OBJECTIVE: Retype the records below exactly as they appear.

(Records contained in a dataset)

────────────────

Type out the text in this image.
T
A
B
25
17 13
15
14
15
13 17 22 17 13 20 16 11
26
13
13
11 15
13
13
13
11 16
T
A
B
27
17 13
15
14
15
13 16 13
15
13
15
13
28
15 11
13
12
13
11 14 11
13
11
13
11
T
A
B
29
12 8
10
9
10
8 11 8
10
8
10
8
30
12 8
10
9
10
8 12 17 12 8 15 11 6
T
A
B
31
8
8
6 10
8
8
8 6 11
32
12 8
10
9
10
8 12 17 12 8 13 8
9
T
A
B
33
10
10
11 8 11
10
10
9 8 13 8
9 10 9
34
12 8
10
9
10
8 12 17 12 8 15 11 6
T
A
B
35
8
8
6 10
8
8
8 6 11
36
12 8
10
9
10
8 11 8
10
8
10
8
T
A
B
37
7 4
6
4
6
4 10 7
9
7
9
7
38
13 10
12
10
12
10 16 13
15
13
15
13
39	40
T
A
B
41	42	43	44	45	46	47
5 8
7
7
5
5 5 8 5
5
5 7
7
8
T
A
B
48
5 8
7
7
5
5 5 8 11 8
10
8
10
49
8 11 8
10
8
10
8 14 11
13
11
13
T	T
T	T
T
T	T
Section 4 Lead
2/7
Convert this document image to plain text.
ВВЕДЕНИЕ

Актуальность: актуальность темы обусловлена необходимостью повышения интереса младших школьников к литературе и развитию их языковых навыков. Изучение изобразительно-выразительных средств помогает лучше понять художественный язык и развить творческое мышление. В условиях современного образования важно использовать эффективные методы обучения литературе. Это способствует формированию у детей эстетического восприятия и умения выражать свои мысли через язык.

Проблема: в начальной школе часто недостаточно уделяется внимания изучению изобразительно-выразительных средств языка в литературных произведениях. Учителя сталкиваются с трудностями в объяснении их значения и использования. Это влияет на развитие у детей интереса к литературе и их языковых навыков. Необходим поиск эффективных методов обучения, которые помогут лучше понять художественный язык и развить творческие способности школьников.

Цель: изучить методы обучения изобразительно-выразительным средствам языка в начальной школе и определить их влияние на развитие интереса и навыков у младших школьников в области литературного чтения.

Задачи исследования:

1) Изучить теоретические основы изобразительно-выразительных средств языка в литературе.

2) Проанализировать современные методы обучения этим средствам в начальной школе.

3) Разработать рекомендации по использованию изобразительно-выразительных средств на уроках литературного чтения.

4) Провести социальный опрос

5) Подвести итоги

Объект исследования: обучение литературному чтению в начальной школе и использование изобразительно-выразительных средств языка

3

────────────────

SOLVED EXERCISE:
Type out the text in this image.
T
A
B
25
17 13
15
14
15
13 17 22 17 13 20 16 11
26
13
13
11 15
13
13
13
11 16
T
A
B
27
17 13
15
14
15
13 16 13
15
13
15
13
28
15 11
13
12
13
11 14 11
13
11
13
11
T
A
B
29
12 8
10
9
10
8 11 8
10
8
10
8
30
12 8
10
9
10
8 12 17 12 8 15 11 6
T
A
B
31
8
8
6 10
8
8
8 6 11
32
12 8
10
9
10
8 12 17 12 8 13 8
9
T
A
B
33
10
10
11 8 11
10
10
9 8 13 8
9 10 9
34
12 8
10
9
10
8 12 17 12 8 15 11 6
T
A
B
35
8
8
6 10
8
8
8 6 11
36
12 8
10
9
10
8 11 8
10
8
10
8
T
A
B
37
7 4
6
4
6
4 10 7
9
7
9
7
38
13 10
12
10
12
10 16 13
15
13
15
13
39	40
T
A
B
41	42	43	44	45	46	47
5 8
7
7
5
5 5 8 5
5
5 7
7
8
T
A
B
48
5 8
7
7
5
5 5 8 11 8
10
8
10
49
8 11 8
10
8
10
8 14 11
13
11
13
T	T
T	T
T
T	T
Section 4 Lead
2/7
Convert this document image to plain text.
ВВЕДЕНИЕ

Актуальность: актуальность темы обусловлена необходимостью повышения интереса младших школьников к литературе и развитию их языковых навыков. Изучение изобразительно-выразительных средств помогает лучше понять художественный язык и развить творческое мышление. В условиях современного образования важно использовать эффективные методы обучения литературе. Это способствует формированию у детей эстетического восприятия и умения выражать свои мысли через язык.

Проблема: в начальной школе часто недостаточно уделяется внимания изучению изобразительно-выразительных средств языка в литературных произведениях. Учителя сталкиваются с трудностями в объяснении их значения и использования. Это влияет на развитие у детей интереса к литературе и их языковых навыков. Необходим поиск эффективных методов обучения, которые помогут лучше понять художественный язык и развить творческие способности школьников.

Цель: изучить методы обучения изобразительно-выразительным средствам языка в начальной школе и определить их влияние на развитие интереса и навыков у младших школьников в области литературного чтения.

Задачи исследования:

1) Изучить теоретические основы изобразительно-выразительных средств языка в литературе.

2) Проанализировать современные методы обучения этим средствам в начальной школе.

3) Разработать рекомендации по использованию изобразительно-выразительных средств на уроках литературного чтения.

4) Провести социальный опрос

5) Подвести итоги

Объект исследования: обучение литературному чтению в начальной школе и использование изобразительно-выразительных средств языка

3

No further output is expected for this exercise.